**Data provided**
──────

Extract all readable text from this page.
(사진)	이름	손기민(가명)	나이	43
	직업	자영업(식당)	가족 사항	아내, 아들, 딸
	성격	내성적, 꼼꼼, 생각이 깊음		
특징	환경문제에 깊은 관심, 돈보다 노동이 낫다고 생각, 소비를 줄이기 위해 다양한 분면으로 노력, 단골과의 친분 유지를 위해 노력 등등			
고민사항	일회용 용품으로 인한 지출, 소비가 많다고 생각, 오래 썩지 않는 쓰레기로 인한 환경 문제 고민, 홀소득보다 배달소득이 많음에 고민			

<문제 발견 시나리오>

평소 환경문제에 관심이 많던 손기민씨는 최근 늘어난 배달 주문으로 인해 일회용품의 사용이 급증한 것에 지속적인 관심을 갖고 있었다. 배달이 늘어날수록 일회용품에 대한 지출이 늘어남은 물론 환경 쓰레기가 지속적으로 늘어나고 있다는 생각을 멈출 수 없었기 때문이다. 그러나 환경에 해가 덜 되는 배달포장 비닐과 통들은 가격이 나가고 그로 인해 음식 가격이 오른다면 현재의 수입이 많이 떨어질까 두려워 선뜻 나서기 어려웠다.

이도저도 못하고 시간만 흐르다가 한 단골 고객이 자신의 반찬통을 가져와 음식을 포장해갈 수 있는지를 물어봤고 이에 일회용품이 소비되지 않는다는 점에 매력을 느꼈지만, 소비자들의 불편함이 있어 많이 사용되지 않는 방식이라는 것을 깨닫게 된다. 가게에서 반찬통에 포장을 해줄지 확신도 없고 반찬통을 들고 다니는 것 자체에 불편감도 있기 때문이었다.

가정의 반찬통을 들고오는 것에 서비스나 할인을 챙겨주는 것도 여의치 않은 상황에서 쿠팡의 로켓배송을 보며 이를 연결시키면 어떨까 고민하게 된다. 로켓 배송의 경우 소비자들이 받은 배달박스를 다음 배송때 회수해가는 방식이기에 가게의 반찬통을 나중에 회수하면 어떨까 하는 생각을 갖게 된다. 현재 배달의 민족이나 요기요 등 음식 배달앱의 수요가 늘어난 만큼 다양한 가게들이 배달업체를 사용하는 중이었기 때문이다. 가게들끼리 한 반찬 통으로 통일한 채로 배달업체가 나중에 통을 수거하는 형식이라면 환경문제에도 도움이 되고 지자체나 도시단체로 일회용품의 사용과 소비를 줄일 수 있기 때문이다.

──────

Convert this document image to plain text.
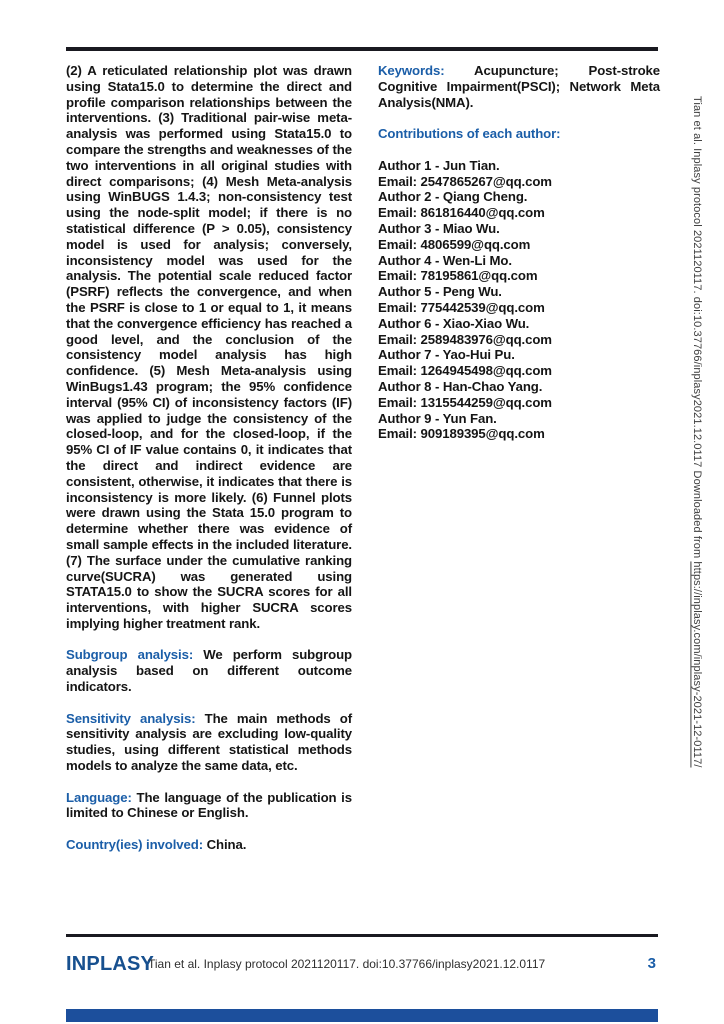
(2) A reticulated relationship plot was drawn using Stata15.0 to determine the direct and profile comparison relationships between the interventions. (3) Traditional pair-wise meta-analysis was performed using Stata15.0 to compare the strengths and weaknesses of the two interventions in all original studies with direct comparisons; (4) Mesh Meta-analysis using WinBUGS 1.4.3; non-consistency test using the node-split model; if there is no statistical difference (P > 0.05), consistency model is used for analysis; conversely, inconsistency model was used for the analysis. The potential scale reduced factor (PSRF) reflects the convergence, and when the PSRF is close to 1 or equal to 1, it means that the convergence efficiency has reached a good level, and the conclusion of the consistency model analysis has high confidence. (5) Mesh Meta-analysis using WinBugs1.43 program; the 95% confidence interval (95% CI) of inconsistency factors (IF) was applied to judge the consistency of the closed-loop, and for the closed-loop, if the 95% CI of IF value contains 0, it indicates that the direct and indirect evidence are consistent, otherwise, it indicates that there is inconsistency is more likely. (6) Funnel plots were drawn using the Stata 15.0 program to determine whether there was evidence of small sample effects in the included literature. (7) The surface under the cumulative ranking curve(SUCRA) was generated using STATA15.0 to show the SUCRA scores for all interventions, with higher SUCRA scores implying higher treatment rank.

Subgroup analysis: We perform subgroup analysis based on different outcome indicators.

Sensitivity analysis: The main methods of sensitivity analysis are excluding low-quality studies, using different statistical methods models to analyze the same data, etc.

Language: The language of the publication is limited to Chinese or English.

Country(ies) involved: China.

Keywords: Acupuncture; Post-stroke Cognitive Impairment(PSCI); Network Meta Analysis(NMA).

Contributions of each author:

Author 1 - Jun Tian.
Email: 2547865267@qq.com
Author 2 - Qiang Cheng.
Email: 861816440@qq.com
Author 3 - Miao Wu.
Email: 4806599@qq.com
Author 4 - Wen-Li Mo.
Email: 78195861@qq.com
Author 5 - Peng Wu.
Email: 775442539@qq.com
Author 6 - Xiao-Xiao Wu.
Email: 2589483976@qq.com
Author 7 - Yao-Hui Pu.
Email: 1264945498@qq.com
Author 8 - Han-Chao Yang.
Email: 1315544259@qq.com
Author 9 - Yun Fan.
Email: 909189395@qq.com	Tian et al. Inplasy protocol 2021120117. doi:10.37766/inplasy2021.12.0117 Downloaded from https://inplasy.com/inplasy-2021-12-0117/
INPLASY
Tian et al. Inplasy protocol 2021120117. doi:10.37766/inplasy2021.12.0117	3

──────

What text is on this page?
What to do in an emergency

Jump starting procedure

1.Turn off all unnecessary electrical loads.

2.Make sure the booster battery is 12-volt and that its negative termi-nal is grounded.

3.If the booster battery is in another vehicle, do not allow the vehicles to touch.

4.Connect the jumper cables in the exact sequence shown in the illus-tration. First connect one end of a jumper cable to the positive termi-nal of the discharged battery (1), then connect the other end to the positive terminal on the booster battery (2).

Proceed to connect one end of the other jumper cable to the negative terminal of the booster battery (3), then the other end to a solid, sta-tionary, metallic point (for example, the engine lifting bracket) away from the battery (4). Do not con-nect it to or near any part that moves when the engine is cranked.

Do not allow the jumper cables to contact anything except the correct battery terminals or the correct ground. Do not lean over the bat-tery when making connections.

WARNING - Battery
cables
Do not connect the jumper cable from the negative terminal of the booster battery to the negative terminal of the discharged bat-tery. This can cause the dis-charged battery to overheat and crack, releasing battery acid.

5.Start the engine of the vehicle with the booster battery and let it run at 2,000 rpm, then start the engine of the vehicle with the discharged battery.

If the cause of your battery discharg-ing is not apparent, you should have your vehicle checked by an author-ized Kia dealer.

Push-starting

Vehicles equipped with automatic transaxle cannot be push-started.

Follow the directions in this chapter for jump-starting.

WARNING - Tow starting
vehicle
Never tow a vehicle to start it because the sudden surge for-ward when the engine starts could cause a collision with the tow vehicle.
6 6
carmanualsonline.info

──────

**Aim**
Each line that has the word "then" counts once. How many such lines are in the data? Give the number alone.

**Solution to this problem**
3